• PROVIDED TEXT:

## START

Miscellaneous Provisions

 

Section 5.1. Seal. The seal of the Corporation shall be circular in shape with the name of the Corporation around the circumference thereof, and the word “SEAL” in the center thereof.

 

Section 5.2. Fiscal Year. The fiscal year of the Corporation shall begin on the 1st day of January and end of the 31st day of December.

 

Section 5.3. Examination of the Books and Records. The books and records of account of the Corporation, the minutes of the proceedings of the shareholders, the Board and committees appointed by the Board of Directors and the records of the shareholders showing the names and addresses of all shareholders and the number of shares held by each, shall be subject to inspection during the normal business hours by any person who is a duly qualified Director of the Corporation at the time he makes such inspection. Shareholders shall have such rights to inspect records of the Corporation as are prescribed by applicable law.

 

Section 5.4. Checks, Notes and Drafts. Checks, notes, drafts, and other orders for the payment of money shall be signed by such persons as the Board of Directors from time to time may authorize.

 

Section 5.5. Amendments to Bylaws. These Bylaws may be altered, amended or repealed at any regular meeting of the Board of Directors by a vote of a majority of the Directors.

 

Section 5.6. Voting of Stock Held. Unless otherwise provided by resolution of the Board of Directors, the Chair of the Board of Directors or the Chief Executive Officer may from time to time appoint an agent or agents of the Corporation to cast in the name of the Corporation the votes which the Corporation may be entitled to cast as a shareholder or otherwise in any other corporation, any of whose stock or securities may be held by the Corporation, at meetings of the holders of the stock or other securities of such other corporation, or to consent in writing to any action by any such other corporation; and the Board or such officers may instruct the person or persons so appointed as to the manner of casting such votes or giving such consent, and may execute or cause to be executed on behalf of the Corporation and under its corporate seal, or otherwise, such written proxies, consents, waivers, or other instruments as may be necessary or proper in the premises; or any of such officers may attend any meeting of the holders of stock or other securities of any such other corporation and there vote or exercise any or all other powers of the Corporation as the holder of such stock or other securities of such other corporation.

 

Amended and restated by action of the Board of Directors on January 23, 2025.

## END

• A block of data:
## START

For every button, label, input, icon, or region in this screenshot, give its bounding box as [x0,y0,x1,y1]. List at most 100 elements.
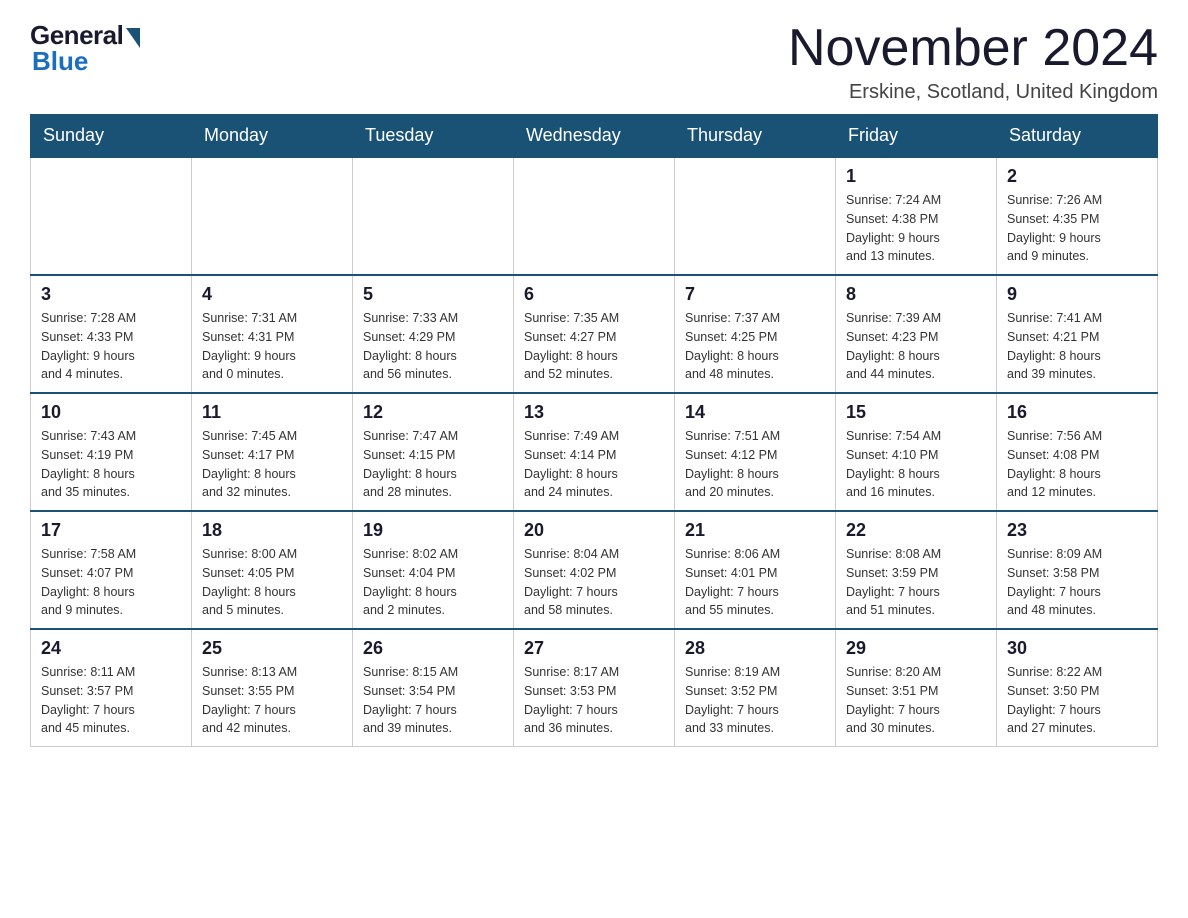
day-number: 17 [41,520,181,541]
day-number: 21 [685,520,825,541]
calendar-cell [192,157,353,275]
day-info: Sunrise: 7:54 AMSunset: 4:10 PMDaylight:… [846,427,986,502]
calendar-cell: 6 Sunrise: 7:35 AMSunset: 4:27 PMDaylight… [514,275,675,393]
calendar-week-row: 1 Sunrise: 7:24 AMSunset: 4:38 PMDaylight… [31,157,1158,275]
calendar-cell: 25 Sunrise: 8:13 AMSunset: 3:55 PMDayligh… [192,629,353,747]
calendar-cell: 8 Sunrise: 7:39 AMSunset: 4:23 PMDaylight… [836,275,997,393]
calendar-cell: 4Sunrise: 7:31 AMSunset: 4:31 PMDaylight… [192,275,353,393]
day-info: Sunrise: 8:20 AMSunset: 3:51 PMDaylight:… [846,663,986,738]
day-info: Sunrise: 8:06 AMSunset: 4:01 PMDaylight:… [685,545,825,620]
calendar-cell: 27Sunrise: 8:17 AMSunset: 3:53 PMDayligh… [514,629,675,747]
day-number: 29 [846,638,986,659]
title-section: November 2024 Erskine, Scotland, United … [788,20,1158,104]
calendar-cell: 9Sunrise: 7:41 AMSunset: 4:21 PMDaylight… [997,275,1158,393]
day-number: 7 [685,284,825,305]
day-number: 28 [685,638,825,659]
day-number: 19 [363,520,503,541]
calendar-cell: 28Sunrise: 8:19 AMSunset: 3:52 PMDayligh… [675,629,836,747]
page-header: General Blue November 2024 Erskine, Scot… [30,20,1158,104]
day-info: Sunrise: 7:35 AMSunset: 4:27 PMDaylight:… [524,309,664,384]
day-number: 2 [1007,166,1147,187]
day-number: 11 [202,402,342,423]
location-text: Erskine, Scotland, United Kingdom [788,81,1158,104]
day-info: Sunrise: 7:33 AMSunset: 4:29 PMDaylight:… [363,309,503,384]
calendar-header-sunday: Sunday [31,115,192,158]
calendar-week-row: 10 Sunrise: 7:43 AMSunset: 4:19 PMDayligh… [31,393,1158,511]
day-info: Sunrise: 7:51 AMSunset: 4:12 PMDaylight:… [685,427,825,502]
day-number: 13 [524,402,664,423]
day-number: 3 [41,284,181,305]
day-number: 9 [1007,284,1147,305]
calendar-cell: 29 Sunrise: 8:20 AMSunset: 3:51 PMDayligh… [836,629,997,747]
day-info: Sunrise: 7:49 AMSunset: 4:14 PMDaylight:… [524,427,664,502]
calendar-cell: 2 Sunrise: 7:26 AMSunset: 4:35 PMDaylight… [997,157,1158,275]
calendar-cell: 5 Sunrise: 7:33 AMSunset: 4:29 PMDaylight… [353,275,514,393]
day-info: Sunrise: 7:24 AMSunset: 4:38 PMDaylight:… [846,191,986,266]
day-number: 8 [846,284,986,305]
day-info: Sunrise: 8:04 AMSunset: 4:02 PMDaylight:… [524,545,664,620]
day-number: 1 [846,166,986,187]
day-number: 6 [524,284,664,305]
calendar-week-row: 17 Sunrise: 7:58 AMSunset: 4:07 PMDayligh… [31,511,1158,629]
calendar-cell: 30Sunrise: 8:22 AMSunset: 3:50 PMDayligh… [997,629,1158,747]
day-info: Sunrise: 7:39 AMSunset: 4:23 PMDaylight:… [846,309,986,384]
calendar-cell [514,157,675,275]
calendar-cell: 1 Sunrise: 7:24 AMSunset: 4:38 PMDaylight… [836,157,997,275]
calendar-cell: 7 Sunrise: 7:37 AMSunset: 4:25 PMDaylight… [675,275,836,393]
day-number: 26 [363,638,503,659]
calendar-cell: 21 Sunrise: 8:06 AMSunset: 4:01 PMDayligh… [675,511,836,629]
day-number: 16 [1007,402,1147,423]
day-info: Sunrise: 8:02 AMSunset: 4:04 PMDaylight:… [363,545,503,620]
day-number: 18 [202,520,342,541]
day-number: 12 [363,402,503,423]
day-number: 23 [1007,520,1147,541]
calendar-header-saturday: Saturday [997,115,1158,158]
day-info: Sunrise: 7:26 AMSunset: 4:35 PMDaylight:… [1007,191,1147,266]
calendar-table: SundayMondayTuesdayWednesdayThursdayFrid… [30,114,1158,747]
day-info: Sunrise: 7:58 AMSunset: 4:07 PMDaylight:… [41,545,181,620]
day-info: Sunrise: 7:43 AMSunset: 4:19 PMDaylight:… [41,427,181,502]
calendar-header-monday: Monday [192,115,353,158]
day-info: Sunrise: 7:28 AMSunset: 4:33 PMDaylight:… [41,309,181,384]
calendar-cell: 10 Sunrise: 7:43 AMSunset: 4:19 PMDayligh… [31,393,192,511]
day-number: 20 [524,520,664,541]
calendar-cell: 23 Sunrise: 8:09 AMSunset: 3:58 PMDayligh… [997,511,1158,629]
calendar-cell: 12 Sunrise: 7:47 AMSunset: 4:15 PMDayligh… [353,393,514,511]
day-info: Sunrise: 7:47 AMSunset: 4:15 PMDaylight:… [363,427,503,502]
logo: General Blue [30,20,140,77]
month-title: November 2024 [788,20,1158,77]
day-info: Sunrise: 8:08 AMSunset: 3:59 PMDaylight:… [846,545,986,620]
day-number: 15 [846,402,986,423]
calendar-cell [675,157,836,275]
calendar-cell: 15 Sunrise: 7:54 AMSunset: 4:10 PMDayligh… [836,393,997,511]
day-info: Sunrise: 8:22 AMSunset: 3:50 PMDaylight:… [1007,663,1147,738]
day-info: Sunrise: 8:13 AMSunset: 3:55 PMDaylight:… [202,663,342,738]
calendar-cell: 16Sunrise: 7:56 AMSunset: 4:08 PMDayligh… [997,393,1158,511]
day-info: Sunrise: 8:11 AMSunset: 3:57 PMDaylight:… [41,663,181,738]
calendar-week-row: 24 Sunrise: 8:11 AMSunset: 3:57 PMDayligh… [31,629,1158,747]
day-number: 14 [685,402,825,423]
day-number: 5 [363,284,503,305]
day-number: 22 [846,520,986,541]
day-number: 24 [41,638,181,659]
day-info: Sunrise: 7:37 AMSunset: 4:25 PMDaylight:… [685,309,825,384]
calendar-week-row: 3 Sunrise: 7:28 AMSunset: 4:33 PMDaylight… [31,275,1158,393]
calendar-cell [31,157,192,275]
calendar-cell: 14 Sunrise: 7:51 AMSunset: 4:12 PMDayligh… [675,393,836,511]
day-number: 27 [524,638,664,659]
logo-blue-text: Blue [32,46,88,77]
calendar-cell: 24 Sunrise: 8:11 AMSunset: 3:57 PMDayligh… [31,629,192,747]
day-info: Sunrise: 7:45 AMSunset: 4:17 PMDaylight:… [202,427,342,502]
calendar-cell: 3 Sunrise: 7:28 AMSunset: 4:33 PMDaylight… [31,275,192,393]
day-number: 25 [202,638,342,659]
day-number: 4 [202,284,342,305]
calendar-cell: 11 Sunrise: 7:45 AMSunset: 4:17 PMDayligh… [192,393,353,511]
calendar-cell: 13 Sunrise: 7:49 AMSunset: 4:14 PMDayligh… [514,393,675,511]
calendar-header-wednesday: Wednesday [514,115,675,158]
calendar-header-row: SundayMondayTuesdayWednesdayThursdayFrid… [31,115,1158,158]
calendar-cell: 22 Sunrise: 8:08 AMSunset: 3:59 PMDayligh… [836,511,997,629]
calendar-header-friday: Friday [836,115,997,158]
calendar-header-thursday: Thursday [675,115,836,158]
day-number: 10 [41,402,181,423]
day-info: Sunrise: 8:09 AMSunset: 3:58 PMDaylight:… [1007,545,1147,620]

## END
## START

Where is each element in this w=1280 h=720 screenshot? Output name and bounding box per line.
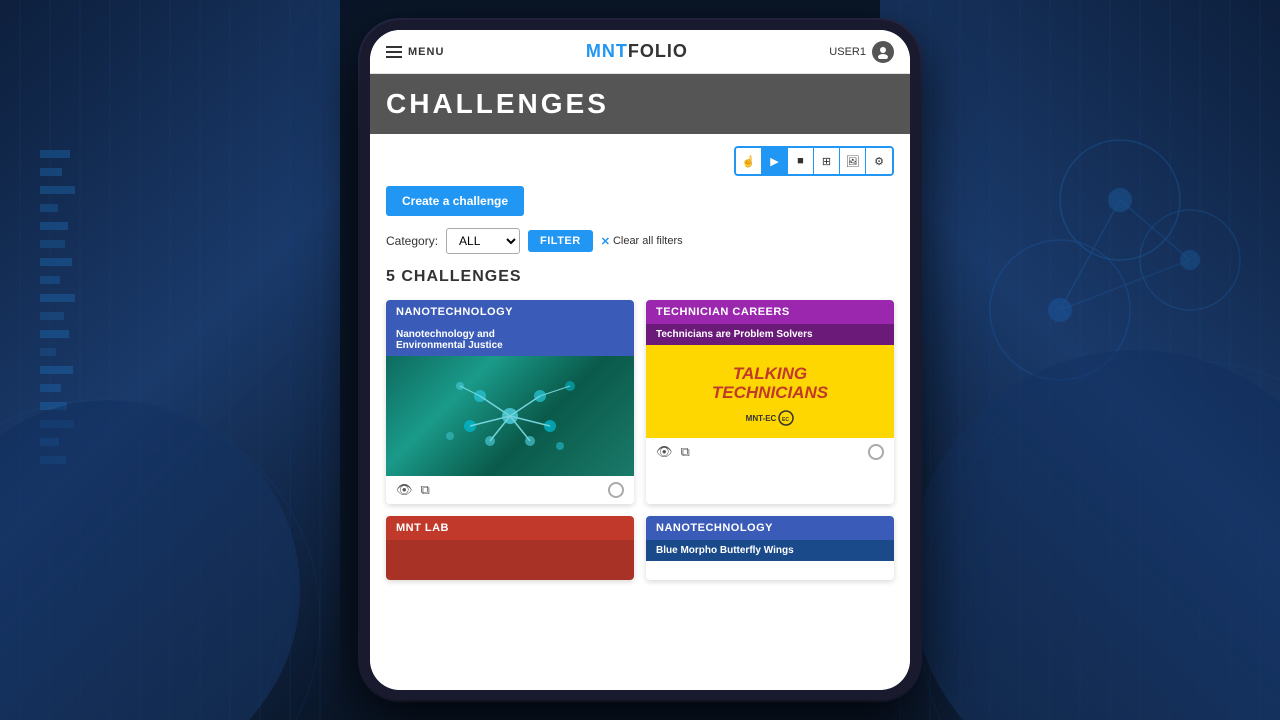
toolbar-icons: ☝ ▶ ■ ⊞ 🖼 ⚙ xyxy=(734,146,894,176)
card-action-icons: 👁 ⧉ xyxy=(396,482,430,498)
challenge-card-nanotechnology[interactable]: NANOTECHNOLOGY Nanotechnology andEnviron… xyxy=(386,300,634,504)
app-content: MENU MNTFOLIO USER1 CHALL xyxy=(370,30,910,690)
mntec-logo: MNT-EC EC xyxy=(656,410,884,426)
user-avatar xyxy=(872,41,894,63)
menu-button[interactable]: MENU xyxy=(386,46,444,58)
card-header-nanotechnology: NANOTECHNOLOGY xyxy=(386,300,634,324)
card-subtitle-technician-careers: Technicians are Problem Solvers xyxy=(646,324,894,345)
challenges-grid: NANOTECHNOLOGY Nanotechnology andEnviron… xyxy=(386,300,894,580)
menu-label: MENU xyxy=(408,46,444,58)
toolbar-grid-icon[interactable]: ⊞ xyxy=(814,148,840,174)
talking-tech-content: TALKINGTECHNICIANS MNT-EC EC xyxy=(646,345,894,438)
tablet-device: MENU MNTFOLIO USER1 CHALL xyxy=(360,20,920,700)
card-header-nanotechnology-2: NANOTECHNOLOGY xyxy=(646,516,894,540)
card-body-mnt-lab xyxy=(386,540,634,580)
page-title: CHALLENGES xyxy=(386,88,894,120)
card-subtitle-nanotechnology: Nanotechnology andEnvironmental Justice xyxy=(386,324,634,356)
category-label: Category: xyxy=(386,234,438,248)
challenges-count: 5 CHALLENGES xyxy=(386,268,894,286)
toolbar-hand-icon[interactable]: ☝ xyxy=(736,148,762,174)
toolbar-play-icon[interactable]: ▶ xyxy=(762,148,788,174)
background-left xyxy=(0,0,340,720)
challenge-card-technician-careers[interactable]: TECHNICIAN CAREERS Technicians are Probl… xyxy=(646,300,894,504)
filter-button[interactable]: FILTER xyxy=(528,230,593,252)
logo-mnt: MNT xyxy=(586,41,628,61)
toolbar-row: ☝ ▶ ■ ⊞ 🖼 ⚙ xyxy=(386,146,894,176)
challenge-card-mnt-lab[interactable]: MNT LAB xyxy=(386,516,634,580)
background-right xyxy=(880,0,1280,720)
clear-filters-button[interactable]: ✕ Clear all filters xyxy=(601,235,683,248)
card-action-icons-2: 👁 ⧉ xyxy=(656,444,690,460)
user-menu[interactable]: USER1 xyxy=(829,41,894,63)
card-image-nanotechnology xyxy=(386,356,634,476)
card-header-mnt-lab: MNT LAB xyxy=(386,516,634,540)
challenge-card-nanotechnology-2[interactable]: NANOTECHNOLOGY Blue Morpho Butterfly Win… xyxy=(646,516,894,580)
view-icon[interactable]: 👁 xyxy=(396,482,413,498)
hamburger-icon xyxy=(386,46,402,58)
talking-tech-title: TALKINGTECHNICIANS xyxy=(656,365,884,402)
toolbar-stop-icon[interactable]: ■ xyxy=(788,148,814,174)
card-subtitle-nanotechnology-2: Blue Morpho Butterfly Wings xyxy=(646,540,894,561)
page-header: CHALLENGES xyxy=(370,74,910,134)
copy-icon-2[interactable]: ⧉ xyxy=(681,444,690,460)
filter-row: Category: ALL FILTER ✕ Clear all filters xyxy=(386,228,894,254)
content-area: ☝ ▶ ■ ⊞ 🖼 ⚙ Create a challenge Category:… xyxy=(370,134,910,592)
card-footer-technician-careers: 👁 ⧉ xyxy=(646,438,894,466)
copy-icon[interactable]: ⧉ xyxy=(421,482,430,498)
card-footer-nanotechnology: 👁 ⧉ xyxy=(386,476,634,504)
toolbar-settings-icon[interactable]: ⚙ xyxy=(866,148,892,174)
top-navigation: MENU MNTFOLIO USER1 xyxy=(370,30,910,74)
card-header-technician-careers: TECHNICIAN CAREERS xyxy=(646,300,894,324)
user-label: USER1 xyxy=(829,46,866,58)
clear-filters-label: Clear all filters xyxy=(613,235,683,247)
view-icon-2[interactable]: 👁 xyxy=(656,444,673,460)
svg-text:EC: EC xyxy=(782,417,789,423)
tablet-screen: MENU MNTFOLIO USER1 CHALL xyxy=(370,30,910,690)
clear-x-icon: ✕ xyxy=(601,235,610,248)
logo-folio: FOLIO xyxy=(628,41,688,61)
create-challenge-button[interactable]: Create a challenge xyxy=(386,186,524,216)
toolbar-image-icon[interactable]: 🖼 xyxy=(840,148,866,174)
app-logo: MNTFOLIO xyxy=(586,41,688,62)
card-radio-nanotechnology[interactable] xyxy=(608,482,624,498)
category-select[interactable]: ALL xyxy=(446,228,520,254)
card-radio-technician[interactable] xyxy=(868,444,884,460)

## END
## START

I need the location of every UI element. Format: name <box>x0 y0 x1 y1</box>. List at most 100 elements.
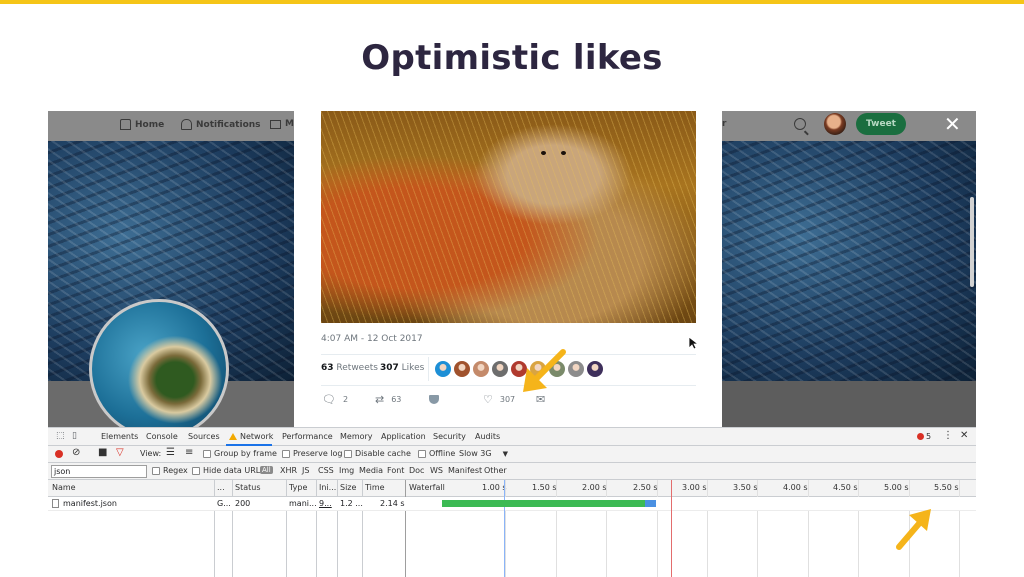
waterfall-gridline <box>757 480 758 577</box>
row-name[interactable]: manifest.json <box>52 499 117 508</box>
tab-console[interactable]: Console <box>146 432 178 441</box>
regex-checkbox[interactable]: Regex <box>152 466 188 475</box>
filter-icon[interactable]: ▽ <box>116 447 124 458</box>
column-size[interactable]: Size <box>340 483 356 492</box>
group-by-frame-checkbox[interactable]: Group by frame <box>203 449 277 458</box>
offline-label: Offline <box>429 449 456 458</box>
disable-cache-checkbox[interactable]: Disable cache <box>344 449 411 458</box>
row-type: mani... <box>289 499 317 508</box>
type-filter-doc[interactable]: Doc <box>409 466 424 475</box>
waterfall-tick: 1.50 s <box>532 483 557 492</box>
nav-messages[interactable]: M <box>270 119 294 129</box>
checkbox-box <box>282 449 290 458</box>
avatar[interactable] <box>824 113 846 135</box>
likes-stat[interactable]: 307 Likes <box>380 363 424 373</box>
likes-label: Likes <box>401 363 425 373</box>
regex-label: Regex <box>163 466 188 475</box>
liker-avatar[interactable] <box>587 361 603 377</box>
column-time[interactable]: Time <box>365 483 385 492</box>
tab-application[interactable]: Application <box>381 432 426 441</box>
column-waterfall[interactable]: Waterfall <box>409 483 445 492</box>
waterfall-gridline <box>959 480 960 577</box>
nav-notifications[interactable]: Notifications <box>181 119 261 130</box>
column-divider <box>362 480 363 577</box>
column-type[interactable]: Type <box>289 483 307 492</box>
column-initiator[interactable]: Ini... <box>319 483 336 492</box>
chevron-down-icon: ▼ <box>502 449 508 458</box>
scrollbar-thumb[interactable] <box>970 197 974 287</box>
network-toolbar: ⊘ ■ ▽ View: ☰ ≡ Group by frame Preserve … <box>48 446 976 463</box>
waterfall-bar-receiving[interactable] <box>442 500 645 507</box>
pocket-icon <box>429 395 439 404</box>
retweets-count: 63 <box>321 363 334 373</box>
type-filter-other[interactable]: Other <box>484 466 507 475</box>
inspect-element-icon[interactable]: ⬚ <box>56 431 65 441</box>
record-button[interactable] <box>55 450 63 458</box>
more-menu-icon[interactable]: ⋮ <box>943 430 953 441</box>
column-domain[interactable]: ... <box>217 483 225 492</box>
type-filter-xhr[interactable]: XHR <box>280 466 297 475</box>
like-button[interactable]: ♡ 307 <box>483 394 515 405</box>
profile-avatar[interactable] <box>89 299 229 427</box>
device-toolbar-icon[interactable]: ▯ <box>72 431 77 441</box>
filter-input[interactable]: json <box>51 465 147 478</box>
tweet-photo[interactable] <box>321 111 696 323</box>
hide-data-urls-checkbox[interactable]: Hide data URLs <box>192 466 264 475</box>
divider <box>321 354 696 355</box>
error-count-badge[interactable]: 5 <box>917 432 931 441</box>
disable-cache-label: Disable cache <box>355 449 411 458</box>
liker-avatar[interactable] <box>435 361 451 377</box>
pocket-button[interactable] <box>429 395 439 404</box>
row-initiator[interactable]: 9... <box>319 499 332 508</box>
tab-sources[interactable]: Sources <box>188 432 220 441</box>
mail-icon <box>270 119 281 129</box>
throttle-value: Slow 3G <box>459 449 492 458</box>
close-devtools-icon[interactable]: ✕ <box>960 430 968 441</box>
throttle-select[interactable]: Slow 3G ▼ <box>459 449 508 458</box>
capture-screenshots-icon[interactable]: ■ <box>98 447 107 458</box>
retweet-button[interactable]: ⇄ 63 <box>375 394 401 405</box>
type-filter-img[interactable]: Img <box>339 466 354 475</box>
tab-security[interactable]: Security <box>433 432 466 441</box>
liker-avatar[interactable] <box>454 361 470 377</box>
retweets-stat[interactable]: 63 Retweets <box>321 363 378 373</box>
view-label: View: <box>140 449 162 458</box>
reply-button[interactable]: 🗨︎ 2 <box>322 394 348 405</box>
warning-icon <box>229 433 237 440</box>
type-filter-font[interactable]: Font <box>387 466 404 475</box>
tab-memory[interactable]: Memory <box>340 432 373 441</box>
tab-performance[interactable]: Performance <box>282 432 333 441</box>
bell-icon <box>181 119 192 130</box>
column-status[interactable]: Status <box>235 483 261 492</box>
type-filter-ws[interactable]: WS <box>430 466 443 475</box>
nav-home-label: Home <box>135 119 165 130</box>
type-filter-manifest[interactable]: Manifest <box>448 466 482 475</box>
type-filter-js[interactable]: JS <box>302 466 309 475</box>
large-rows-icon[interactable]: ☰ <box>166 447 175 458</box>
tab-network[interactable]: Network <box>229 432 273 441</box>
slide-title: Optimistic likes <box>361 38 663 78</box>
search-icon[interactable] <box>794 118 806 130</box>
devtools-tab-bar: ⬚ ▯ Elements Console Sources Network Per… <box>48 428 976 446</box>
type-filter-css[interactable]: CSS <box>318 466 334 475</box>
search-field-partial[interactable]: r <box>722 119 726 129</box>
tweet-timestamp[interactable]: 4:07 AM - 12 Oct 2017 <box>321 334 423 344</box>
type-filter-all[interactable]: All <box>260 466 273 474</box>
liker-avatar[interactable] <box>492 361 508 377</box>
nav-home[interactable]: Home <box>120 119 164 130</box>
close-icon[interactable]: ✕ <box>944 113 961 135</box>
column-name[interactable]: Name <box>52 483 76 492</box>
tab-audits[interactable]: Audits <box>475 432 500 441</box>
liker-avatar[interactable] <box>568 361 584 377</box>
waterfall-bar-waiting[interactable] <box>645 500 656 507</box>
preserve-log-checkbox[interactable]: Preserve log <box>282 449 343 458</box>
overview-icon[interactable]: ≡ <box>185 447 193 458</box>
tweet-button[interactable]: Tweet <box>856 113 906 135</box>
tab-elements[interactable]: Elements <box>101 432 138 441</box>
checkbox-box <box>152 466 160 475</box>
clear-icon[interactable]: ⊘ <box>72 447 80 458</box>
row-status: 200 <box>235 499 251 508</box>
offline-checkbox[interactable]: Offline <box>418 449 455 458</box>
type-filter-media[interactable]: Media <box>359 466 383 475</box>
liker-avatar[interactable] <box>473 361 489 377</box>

## END

• WHAT IS ASKED:
a - Reproduce the bylaws excerpt word for word from "Section 5.4. Checks, Notes" to "time may authorize.".
b - According to the bylaws excerpt, what vote of the Board of Directors is required to alter, amend or repeal the Bylaws?

• ANSWERS IN ORDER:
a -
Section 5.4. Checks, Notes and Drafts. Checks, notes, drafts, and other orders for the payment of money shall be signed by such persons as the Board of Directors from time to time may authorize.

b - A vote of a majority of the Directors, taken at any regular meeting of the Board of Directors.